REQUEST. Retype the material that follows, keeping every word as it is.
--- Begin MATERIALS PROVIDED ---
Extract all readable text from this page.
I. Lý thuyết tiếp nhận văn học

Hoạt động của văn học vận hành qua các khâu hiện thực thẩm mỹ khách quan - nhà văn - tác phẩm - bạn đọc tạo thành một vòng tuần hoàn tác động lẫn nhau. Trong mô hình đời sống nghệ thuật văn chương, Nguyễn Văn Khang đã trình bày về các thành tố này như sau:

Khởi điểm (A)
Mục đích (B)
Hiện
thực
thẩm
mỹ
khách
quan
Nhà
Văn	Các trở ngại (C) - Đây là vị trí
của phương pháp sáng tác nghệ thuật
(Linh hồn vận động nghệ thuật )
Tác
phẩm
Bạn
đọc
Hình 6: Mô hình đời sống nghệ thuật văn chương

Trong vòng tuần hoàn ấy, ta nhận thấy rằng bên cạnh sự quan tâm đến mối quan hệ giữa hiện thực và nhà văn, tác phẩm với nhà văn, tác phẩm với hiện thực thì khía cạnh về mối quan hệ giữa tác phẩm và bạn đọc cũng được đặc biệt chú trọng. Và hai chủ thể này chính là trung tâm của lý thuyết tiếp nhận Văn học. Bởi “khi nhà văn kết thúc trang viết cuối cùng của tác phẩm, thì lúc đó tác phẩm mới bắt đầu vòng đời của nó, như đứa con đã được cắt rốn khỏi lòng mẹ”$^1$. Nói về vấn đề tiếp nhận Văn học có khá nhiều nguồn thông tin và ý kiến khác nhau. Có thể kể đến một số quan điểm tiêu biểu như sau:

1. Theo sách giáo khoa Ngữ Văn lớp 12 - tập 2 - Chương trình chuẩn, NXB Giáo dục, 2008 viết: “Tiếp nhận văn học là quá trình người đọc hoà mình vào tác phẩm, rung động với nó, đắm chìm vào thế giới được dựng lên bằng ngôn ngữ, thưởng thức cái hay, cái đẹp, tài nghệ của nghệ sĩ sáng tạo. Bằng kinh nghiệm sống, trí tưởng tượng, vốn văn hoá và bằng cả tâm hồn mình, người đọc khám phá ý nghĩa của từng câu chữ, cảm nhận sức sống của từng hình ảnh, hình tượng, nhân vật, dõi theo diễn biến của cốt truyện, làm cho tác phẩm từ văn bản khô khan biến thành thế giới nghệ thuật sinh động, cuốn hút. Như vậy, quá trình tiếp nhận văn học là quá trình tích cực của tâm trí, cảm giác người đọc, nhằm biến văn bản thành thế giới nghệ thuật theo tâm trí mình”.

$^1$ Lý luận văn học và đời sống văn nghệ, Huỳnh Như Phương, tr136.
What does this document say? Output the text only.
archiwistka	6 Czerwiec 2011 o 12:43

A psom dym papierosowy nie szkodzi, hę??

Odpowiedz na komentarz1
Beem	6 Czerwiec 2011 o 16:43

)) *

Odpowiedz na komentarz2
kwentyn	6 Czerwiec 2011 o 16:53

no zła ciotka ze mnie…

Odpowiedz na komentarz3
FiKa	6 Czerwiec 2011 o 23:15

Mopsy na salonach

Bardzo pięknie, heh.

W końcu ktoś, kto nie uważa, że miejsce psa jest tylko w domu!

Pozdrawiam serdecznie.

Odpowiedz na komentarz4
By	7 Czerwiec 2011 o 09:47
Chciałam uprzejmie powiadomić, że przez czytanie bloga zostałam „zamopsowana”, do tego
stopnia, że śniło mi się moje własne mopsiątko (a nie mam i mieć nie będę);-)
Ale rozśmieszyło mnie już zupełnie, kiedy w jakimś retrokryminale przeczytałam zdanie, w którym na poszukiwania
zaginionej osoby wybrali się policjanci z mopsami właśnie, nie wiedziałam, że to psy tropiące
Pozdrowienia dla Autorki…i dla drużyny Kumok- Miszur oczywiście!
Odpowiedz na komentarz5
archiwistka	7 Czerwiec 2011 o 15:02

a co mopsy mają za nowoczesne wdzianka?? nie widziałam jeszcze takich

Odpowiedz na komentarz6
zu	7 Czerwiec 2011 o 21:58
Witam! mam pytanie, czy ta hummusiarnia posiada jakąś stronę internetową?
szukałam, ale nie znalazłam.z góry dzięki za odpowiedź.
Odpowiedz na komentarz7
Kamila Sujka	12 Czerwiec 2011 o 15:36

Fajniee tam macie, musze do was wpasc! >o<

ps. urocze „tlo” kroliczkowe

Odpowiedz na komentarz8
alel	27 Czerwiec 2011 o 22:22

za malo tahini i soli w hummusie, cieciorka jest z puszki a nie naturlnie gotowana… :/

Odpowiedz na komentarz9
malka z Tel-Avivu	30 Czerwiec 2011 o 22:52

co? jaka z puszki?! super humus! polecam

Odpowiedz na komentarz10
--- End MATERIALS PROVIDED ---
OUTPUT BELOW.
Extract all readable text from this page.
I. Lý thuyết tiếp nhận văn học

Hoạt động của văn học vận hành qua các khâu hiện thực thẩm mỹ khách quan - nhà văn - tác phẩm - bạn đọc tạo thành một vòng tuần hoàn tác động lẫn nhau. Trong mô hình đời sống nghệ thuật văn chương, Nguyễn Văn Khang đã trình bày về các thành tố này như sau:

Khởi điểm (A)
Mục đích (B)
Hiện
thực
thẩm
mỹ
khách
quan
Nhà
Văn	Các trở ngại (C) - Đây là vị trí
của phương pháp sáng tác nghệ thuật
(Linh hồn vận động nghệ thuật )
Tác
phẩm
Bạn
đọc
Hình 6: Mô hình đời sống nghệ thuật văn chương

Trong vòng tuần hoàn ấy, ta nhận thấy rằng bên cạnh sự quan tâm đến mối quan hệ giữa hiện thực và nhà văn, tác phẩm với nhà văn, tác phẩm với hiện thực thì khía cạnh về mối quan hệ giữa tác phẩm và bạn đọc cũng được đặc biệt chú trọng. Và hai chủ thể này chính là trung tâm của lý thuyết tiếp nhận Văn học. Bởi “khi nhà văn kết thúc trang viết cuối cùng của tác phẩm, thì lúc đó tác phẩm mới bắt đầu vòng đời của nó, như đứa con đã được cắt rốn khỏi lòng mẹ”$^1$. Nói về vấn đề tiếp nhận Văn học có khá nhiều nguồn thông tin và ý kiến khác nhau. Có thể kể đến một số quan điểm tiêu biểu như sau:

1. Theo sách giáo khoa Ngữ Văn lớp 12 - tập 2 - Chương trình chuẩn, NXB Giáo dục, 2008 viết: “Tiếp nhận văn học là quá trình người đọc hoà mình vào tác phẩm, rung động với nó, đắm chìm vào thế giới được dựng lên bằng ngôn ngữ, thưởng thức cái hay, cái đẹp, tài nghệ của nghệ sĩ sáng tạo. Bằng kinh nghiệm sống, trí tưởng tượng, vốn văn hoá và bằng cả tâm hồn mình, người đọc khám phá ý nghĩa của từng câu chữ, cảm nhận sức sống của từng hình ảnh, hình tượng, nhân vật, dõi theo diễn biến của cốt truyện, làm cho tác phẩm từ văn bản khô khan biến thành thế giới nghệ thuật sinh động, cuốn hút. Như vậy, quá trình tiếp nhận văn học là quá trình tích cực của tâm trí, cảm giác người đọc, nhằm biến văn bản thành thế giới nghệ thuật theo tâm trí mình”.

$^1$ Lý luận văn học và đời sống văn nghệ, Huỳnh Như Phương, tr136.
What does this document say? Output the text only.
archiwistka	6 Czerwiec 2011 o 12:43

A psom dym papierosowy nie szkodzi, hę??

Odpowiedz na komentarz1
Beem	6 Czerwiec 2011 o 16:43

)) *

Odpowiedz na komentarz2
kwentyn	6 Czerwiec 2011 o 16:53

no zła ciotka ze mnie…

Odpowiedz na komentarz3
FiKa	6 Czerwiec 2011 o 23:15

Mopsy na salonach

Bardzo pięknie, heh.

W końcu ktoś, kto nie uważa, że miejsce psa jest tylko w domu!

Pozdrawiam serdecznie.

Odpowiedz na komentarz4
By	7 Czerwiec 2011 o 09:47
Chciałam uprzejmie powiadomić, że przez czytanie bloga zostałam „zamopsowana”, do tego
stopnia, że śniło mi się moje własne mopsiątko (a nie mam i mieć nie będę);-)
Ale rozśmieszyło mnie już zupełnie, kiedy w jakimś retrokryminale przeczytałam zdanie, w którym na poszukiwania
zaginionej osoby wybrali się policjanci z mopsami właśnie, nie wiedziałam, że to psy tropiące
Pozdrowienia dla Autorki…i dla drużyny Kumok- Miszur oczywiście!
Odpowiedz na komentarz5
archiwistka	7 Czerwiec 2011 o 15:02

a co mopsy mają za nowoczesne wdzianka?? nie widziałam jeszcze takich

Odpowiedz na komentarz6
zu	7 Czerwiec 2011 o 21:58
Witam! mam pytanie, czy ta hummusiarnia posiada jakąś stronę internetową?
szukałam, ale nie znalazłam.z góry dzięki za odpowiedź.
Odpowiedz na komentarz7
Kamila Sujka	12 Czerwiec 2011 o 15:36

Fajniee tam macie, musze do was wpasc! >o<

ps. urocze „tlo” kroliczkowe

Odpowiedz na komentarz8
alel	27 Czerwiec 2011 o 22:22

za malo tahini i soli w hummusie, cieciorka jest z puszki a nie naturlnie gotowana… :/

Odpowiedz na komentarz9
malka z Tel-Avivu	30 Czerwiec 2011 o 22:52

co? jaka z puszki?! super humus! polecam

Odpowiedz na komentarz10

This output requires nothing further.